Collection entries
-- Begin --

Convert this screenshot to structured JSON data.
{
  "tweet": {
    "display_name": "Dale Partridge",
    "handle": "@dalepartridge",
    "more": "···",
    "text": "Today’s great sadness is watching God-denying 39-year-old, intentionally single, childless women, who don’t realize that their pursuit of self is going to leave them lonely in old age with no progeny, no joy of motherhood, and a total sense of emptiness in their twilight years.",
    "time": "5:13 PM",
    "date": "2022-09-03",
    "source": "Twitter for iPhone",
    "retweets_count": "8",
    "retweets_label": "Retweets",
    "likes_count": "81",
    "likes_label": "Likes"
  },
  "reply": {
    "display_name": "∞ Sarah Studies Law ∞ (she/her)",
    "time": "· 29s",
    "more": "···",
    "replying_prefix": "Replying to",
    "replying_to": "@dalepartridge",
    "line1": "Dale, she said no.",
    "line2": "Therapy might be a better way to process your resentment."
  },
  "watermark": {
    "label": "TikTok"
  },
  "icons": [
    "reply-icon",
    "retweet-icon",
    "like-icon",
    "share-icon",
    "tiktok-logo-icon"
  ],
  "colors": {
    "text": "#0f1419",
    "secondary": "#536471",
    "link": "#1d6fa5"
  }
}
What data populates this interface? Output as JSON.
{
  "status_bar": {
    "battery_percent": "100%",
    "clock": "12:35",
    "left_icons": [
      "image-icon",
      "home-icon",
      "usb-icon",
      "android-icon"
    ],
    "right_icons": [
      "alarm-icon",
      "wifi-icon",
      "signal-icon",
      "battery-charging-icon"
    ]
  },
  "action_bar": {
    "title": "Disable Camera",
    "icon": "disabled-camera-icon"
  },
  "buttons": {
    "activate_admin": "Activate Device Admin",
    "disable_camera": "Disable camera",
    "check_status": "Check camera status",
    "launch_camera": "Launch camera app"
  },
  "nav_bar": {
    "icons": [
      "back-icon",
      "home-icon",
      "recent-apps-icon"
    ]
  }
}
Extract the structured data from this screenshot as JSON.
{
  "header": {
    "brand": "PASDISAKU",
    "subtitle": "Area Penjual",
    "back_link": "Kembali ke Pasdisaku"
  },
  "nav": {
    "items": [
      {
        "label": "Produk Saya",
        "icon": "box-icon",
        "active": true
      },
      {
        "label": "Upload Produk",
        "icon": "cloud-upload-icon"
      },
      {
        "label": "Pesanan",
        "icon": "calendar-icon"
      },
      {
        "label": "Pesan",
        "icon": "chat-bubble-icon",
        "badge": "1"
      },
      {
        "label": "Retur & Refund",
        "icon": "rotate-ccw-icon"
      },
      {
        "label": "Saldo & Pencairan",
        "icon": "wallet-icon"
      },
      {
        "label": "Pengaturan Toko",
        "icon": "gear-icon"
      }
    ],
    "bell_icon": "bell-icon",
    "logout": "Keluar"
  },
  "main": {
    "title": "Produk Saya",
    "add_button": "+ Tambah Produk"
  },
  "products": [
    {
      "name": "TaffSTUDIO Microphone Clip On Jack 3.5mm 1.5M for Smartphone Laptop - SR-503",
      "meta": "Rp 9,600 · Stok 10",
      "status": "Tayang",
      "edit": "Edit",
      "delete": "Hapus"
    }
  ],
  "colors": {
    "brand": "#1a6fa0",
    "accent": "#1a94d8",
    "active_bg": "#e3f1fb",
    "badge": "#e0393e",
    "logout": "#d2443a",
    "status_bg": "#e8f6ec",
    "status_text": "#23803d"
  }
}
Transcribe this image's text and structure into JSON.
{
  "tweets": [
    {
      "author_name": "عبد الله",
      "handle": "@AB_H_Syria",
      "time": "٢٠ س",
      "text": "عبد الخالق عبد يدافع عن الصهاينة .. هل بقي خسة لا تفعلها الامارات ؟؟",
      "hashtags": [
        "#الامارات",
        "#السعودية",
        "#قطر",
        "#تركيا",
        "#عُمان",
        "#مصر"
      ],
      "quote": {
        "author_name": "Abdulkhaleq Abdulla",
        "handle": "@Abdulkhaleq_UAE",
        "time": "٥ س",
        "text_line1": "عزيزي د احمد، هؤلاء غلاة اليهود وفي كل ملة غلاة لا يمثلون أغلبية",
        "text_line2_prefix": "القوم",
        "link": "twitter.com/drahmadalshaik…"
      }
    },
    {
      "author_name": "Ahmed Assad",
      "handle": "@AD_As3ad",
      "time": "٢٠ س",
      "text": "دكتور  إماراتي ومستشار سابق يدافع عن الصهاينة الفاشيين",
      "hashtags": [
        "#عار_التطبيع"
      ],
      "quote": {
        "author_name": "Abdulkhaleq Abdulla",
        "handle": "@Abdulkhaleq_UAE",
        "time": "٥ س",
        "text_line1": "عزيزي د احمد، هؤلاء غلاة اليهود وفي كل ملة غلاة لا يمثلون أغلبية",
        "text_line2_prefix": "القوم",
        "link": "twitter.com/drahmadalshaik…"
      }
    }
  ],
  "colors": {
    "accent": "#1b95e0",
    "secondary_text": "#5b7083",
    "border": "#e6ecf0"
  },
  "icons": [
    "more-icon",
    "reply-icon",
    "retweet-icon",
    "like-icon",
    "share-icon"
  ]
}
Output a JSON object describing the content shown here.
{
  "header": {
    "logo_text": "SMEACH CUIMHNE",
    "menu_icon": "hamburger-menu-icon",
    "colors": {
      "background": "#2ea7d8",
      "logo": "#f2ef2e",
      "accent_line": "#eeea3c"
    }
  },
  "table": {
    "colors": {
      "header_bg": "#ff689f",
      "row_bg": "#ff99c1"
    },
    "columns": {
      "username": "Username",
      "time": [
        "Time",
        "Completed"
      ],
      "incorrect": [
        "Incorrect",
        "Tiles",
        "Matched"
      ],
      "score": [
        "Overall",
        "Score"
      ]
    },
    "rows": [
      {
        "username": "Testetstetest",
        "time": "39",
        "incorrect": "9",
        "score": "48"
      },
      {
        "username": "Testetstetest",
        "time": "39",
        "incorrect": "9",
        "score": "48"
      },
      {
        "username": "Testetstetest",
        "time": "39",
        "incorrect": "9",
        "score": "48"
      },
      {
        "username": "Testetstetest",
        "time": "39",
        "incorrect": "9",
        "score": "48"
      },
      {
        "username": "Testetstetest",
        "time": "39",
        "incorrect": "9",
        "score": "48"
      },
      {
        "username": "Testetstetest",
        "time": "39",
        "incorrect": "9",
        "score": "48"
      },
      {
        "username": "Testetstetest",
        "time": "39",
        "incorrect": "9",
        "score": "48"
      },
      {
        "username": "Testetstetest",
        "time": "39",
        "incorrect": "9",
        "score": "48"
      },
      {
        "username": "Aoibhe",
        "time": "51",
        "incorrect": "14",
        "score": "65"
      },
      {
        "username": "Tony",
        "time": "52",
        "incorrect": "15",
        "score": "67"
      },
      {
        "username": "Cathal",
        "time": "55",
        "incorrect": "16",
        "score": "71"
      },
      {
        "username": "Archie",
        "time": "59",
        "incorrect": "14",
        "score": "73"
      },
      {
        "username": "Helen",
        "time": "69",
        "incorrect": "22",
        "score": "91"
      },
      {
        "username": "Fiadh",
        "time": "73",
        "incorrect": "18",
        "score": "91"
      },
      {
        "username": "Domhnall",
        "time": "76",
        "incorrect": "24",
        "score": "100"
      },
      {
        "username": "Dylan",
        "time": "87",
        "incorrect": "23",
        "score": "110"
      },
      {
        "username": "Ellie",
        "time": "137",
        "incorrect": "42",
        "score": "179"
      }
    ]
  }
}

-- End --

SET PROBLEM = Go through the records above and retype each one exactly.

EXERCISE ANSWER =
Convert this screenshot to structured JSON data.
{
  "tweet": {
    "display_name": "Dale Partridge",
    "handle": "@dalepartridge",
    "more": "···",
    "text": "Today’s great sadness is watching God-denying 39-year-old, intentionally single, childless women, who don’t realize that their pursuit of self is going to leave them lonely in old age with no progeny, no joy of motherhood, and a total sense of emptiness in their twilight years.",
    "time": "5:13 PM",
    "date": "2022-09-03",
    "source": "Twitter for iPhone",
    "retweets_count": "8",
    "retweets_label": "Retweets",
    "likes_count": "81",
    "likes_label": "Likes"
  },
  "reply": {
    "display_name": "∞ Sarah Studies Law ∞ (she/her)",
    "time": "· 29s",
    "more": "···",
    "replying_prefix": "Replying to",
    "replying_to": "@dalepartridge",
    "line1": "Dale, she said no.",
    "line2": "Therapy might be a better way to process your resentment."
  },
  "watermark": {
    "label": "TikTok"
  },
  "icons": [
    "reply-icon",
    "retweet-icon",
    "like-icon",
    "share-icon",
    "tiktok-logo-icon"
  ],
  "colors": {
    "text": "#0f1419",
    "secondary": "#536471",
    "link": "#1d6fa5"
  }
}
What data populates this interface? Output as JSON.
{
  "status_bar": {
    "battery_percent": "100%",
    "clock": "12:35",
    "left_icons": [
      "image-icon",
      "home-icon",
      "usb-icon",
      "android-icon"
    ],
    "right_icons": [
      "alarm-icon",
      "wifi-icon",
      "signal-icon",
      "battery-charging-icon"
    ]
  },
  "action_bar": {
    "title": "Disable Camera",
    "icon": "disabled-camera-icon"
  },
  "buttons": {
    "activate_admin": "Activate Device Admin",
    "disable_camera": "Disable camera",
    "check_status": "Check camera status",
    "launch_camera": "Launch camera app"
  },
  "nav_bar": {
    "icons": [
      "back-icon",
      "home-icon",
      "recent-apps-icon"
    ]
  }
}
Extract the structured data from this screenshot as JSON.
{
  "header": {
    "brand": "PASDISAKU",
    "subtitle": "Area Penjual",
    "back_link": "Kembali ke Pasdisaku"
  },
  "nav": {
    "items": [
      {
        "label": "Produk Saya",
        "icon": "box-icon",
        "active": true
      },
      {
        "label": "Upload Produk",
        "icon": "cloud-upload-icon"
      },
      {
        "label": "Pesanan",
        "icon": "calendar-icon"
      },
      {
        "label": "Pesan",
        "icon": "chat-bubble-icon",
        "badge": "1"
      },
      {
        "label": "Retur & Refund",
        "icon": "rotate-ccw-icon"
      },
      {
        "label": "Saldo & Pencairan",
        "icon": "wallet-icon"
      },
      {
        "label": "Pengaturan Toko",
        "icon": "gear-icon"
      }
    ],
    "bell_icon": "bell-icon",
    "logout": "Keluar"
  },
  "main": {
    "title": "Produk Saya",
    "add_button": "+ Tambah Produk"
  },
  "products": [
    {
      "name": "TaffSTUDIO Microphone Clip On Jack 3.5mm 1.5M for Smartphone Laptop - SR-503",
      "meta": "Rp 9,600 · Stok 10",
      "status": "Tayang",
      "edit": "Edit",
      "delete": "Hapus"
    }
  ],
  "colors": {
    "brand": "#1a6fa0",
    "accent": "#1a94d8",
    "active_bg": "#e3f1fb",
    "badge": "#e0393e",
    "logout": "#d2443a",
    "status_bg": "#e8f6ec",
    "status_text": "#23803d"
  }
}
Transcribe this image's text and structure into JSON.
{
  "tweets": [
    {
      "author_name": "عبد الله",
      "handle": "@AB_H_Syria",
      "time": "٢٠ س",
      "text": "عبد الخالق عبد يدافع عن الصهاينة .. هل بقي خسة لا تفعلها الامارات ؟؟",
      "hashtags": [
        "#الامارات",
        "#السعودية",
        "#قطر",
        "#تركيا",
        "#عُمان",
        "#مصر"
      ],
      "quote": {
        "author_name": "Abdulkhaleq Abdulla",
        "handle": "@Abdulkhaleq_UAE",
        "time": "٥ س",
        "text_line1": "عزيزي د احمد، هؤلاء غلاة اليهود وفي كل ملة غلاة لا يمثلون أغلبية",
        "text_line2_prefix": "القوم",
        "link": "twitter.com/drahmadalshaik…"
      }
    },
    {
      "author_name": "Ahmed Assad",
      "handle": "@AD_As3ad",
      "time": "٢٠ س",
      "text": "دكتور  إماراتي ومستشار سابق يدافع عن الصهاينة الفاشيين",
      "hashtags": [
        "#عار_التطبيع"
      ],
      "quote": {
        "author_name": "Abdulkhaleq Abdulla",
        "handle": "@Abdulkhaleq_UAE",
        "time": "٥ س",
        "text_line1": "عزيزي د احمد، هؤلاء غلاة اليهود وفي كل ملة غلاة لا يمثلون أغلبية",
        "text_line2_prefix": "القوم",
        "link": "twitter.com/drahmadalshaik…"
      }
    }
  ],
  "colors": {
    "accent": "#1b95e0",
    "secondary_text": "#5b7083",
    "border": "#e6ecf0"
  },
  "icons": [
    "more-icon",
    "reply-icon",
    "retweet-icon",
    "like-icon",
    "share-icon"
  ]
}
Output a JSON object describing the content shown here.
{
  "header": {
    "logo_text": "SMEACH CUIMHNE",
    "menu_icon": "hamburger-menu-icon",
    "colors": {
      "background": "#2ea7d8",
      "logo": "#f2ef2e",
      "accent_line": "#eeea3c"
    }
  },
  "table": {
    "colors": {
      "header_bg": "#ff689f",
      "row_bg": "#ff99c1"
    },
    "columns": {
      "username": "Username",
      "time": [
        "Time",
        "Completed"
      ],
      "incorrect": [
        "Incorrect",
        "Tiles",
        "Matched"
      ],
      "score": [
        "Overall",
        "Score"
      ]
    },
    "rows": [
      {
        "username": "Testetstetest",
        "time": "39",
        "incorrect": "9",
        "score": "48"
      },
      {
        "username": "Testetstetest",
        "time": "39",
        "incorrect": "9",
        "score": "48"
      },
      {
        "username": "Testetstetest",
        "time": "39",
        "incorrect": "9",
        "score": "48"
      },
      {
        "username": "Testetstetest",
        "time": "39",
        "incorrect": "9",
        "score": "48"
      },
      {
        "username": "Testetstetest",
        "time": "39",
        "incorrect": "9",
        "score": "48"
      },
      {
        "username": "Testetstetest",
        "time": "39",
        "incorrect": "9",
        "score": "48"
      },
      {
        "username": "Testetstetest",
        "time": "39",
        "incorrect": "9",
        "score": "48"
      },
      {
        "username": "Testetstetest",
        "time": "39",
        "incorrect": "9",
        "score": "48"
      },
      {
        "username": "Aoibhe",
        "time": "51",
        "incorrect": "14",
        "score": "65"
      },
      {
        "username": "Tony",
        "time": "52",
        "incorrect": "15",
        "score": "67"
      },
      {
        "username": "Cathal",
        "time": "55",
        "incorrect": "16",
        "score": "71"
      },
      {
        "username": "Archie",
        "time": "59",
        "incorrect": "14",
        "score": "73"
      },
      {
        "username": "Helen",
        "time": "69",
        "incorrect": "22",
        "score": "91"
      },
      {
        "username": "Fiadh",
        "time": "73",
        "incorrect": "18",
        "score": "91"
      },
      {
        "username": "Domhnall",
        "time": "76",
        "incorrect": "24",
        "score": "100"
      },
      {
        "username": "Dylan",
        "time": "87",
        "incorrect": "23",
        "score": "110"
      },
      {
        "username": "Ellie",
        "time": "137",
        "incorrect": "42",
        "score": "179"
      }
    ]
  }
}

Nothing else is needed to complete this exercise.